[Start AVAILABLE DATA]
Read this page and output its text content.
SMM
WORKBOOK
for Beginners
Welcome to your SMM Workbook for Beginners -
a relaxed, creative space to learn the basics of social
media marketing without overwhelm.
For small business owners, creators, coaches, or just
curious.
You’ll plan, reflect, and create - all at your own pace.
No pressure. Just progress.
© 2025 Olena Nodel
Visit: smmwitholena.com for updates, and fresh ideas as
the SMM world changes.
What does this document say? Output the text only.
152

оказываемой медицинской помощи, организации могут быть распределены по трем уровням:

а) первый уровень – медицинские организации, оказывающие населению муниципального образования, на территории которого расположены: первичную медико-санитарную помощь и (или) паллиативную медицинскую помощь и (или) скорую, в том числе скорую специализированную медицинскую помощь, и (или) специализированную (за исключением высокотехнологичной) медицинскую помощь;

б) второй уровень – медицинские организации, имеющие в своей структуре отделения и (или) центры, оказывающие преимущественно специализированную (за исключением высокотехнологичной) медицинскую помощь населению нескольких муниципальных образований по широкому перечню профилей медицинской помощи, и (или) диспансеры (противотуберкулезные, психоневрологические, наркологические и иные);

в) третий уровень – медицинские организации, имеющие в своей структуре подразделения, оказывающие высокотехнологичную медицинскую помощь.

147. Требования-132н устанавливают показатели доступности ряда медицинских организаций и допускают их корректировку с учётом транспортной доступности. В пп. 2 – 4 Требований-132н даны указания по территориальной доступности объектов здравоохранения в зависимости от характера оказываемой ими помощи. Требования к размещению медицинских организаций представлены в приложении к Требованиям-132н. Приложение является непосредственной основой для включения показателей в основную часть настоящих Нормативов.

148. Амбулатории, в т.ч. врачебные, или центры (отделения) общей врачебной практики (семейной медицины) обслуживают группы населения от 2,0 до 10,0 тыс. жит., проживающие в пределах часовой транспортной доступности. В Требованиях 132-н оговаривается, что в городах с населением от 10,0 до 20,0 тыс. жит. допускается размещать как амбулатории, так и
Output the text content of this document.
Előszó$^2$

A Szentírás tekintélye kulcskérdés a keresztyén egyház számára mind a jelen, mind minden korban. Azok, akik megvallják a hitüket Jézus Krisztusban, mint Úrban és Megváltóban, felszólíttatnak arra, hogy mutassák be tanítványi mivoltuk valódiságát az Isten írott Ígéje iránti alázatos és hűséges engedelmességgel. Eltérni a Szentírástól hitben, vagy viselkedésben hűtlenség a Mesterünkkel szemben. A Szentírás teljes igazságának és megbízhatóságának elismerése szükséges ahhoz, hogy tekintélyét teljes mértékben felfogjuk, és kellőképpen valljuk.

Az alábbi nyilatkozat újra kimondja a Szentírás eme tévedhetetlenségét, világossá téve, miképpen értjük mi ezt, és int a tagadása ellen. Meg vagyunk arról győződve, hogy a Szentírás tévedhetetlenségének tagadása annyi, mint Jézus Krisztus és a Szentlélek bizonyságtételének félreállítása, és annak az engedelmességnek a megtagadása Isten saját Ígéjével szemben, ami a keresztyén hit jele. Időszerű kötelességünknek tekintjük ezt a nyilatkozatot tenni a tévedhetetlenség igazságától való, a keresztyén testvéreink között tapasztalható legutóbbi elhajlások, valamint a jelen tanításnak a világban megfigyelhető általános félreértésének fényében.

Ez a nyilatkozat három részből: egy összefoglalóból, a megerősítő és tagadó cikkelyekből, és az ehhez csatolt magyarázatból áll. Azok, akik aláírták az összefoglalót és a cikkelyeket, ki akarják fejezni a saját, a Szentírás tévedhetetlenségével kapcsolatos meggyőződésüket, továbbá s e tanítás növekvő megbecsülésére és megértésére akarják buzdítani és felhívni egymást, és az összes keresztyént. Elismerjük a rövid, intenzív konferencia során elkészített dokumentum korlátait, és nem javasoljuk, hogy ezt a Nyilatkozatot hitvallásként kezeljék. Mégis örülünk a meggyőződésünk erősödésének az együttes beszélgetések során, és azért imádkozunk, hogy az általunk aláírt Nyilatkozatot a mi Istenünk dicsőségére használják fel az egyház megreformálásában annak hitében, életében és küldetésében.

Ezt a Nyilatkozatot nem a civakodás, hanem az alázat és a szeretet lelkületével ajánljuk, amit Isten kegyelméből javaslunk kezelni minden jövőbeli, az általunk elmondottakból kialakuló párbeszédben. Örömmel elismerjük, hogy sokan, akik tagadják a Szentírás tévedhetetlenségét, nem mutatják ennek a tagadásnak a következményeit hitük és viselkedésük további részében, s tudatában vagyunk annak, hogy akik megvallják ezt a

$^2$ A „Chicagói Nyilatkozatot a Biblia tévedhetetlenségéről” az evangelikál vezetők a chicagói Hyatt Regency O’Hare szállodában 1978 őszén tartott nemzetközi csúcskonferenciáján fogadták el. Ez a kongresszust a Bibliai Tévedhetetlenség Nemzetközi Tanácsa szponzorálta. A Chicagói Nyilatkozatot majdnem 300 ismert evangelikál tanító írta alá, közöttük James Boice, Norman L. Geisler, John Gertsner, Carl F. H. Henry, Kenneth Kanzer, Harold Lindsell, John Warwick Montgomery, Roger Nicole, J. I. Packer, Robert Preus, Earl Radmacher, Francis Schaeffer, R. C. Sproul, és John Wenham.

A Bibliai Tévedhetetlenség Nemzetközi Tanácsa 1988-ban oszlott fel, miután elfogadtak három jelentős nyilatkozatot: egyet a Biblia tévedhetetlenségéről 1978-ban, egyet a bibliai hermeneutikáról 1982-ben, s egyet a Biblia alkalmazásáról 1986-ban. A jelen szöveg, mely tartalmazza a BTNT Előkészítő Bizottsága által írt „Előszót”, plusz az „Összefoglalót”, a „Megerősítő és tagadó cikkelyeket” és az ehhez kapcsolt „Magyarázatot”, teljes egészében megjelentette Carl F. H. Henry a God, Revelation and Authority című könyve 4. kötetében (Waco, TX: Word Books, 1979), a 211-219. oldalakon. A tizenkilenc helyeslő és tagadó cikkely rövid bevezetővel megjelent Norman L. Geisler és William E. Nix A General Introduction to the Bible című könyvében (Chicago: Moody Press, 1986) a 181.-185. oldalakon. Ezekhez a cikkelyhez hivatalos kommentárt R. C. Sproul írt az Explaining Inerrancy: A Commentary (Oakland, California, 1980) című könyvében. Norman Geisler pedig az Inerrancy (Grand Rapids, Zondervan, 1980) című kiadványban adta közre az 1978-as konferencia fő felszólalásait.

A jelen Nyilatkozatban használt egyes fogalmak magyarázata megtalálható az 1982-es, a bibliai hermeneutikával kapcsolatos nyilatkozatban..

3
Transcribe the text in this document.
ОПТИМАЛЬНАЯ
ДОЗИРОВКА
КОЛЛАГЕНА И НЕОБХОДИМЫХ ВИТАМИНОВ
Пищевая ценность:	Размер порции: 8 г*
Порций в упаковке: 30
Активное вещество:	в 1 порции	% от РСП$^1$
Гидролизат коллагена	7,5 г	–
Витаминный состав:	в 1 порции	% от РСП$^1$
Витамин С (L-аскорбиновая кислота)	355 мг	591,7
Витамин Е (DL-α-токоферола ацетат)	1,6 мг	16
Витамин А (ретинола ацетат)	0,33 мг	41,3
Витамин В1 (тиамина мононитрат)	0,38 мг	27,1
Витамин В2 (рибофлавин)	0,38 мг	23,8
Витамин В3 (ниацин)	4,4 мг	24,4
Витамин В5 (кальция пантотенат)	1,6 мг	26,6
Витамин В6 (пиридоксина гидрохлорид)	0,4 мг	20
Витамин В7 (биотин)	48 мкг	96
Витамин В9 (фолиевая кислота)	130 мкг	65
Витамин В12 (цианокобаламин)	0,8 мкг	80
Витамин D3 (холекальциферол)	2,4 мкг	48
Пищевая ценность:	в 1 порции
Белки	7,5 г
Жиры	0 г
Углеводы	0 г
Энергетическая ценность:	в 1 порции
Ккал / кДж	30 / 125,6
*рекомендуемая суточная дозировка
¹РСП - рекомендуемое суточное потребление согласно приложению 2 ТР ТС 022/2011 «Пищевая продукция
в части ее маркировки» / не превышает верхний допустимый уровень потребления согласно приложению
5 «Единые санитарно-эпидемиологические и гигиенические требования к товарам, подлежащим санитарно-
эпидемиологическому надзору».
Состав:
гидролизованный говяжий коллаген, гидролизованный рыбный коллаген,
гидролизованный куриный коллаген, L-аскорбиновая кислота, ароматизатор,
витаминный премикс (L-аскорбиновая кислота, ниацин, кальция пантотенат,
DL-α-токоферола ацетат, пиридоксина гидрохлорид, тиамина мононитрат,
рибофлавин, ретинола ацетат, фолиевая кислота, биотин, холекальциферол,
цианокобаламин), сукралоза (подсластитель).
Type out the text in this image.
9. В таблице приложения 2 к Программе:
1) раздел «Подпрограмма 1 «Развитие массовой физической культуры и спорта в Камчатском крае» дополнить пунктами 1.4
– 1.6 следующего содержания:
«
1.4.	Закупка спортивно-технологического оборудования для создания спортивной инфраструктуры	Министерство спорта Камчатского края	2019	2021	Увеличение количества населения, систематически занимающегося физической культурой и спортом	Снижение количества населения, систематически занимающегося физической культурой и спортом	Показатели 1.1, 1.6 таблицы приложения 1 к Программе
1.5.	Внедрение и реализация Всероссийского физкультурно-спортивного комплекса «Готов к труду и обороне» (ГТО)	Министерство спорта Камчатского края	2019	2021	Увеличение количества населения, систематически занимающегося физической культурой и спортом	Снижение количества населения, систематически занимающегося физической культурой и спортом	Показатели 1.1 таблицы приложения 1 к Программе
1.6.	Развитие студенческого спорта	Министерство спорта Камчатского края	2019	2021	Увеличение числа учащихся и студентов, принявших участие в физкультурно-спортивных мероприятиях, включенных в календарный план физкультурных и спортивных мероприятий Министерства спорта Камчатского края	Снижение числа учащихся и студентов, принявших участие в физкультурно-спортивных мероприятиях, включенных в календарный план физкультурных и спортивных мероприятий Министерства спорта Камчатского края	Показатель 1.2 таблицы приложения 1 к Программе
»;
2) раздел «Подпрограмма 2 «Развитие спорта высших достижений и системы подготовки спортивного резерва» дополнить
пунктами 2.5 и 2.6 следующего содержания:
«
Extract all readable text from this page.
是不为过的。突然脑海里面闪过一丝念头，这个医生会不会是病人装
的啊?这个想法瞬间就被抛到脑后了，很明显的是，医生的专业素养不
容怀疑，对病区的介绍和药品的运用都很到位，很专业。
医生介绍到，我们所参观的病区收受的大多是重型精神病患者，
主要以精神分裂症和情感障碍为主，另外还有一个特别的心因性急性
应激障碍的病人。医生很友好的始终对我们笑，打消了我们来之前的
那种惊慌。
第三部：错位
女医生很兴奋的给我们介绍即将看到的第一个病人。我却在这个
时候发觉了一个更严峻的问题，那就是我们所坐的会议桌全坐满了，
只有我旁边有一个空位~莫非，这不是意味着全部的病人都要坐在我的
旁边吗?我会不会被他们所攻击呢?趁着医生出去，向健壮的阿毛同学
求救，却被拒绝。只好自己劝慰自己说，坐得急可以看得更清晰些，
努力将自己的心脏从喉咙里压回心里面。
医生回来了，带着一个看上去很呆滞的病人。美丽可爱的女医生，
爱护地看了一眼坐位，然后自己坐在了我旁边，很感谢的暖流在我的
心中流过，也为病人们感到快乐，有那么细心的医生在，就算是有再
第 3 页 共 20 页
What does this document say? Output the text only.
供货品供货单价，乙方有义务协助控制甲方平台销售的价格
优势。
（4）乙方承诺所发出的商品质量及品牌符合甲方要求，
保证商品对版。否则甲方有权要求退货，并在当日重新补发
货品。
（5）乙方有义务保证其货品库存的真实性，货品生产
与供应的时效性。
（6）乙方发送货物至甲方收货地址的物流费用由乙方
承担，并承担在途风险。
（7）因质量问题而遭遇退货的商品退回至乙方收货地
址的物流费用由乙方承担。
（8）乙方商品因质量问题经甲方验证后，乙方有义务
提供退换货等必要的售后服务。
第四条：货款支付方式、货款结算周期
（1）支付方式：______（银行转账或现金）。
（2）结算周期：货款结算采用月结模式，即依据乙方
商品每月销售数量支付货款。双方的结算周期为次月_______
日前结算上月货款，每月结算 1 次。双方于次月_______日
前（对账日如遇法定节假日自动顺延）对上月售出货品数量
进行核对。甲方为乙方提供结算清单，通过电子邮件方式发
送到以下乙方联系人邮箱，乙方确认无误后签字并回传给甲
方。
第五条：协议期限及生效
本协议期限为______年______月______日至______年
[End AVAILABLE DATA]
**WRITTEN PROBLEM:**
Find the word "центры" and list each line it appears in.

**SOLVED EXERCISE:**
б) второй уровень – медицинские организации, имеющие в своей структуре отделения и (или) центры, оказывающие преимущественно специализированную (за исключением высокотехнологичной) медицинскую помощь населению нескольких муниципальных образований по широкому перечню профилей медицинской помощи, и (или) диспансеры (противотуберкулезные, психоневрологические, наркологические и иные);
148. Амбулатории, в т.ч. врачебные, или центры (отделения) общей врачебной практики (семейной медицины) обслуживают группы населения от 2,0 до 10,0 тыс. жит., проживающие в пределах часовой транспортной доступности. В Требованиях 132-н оговаривается, что в городах с населением от 10,0 до 20,0 тыс. жит. допускается размещать как амбулатории, так и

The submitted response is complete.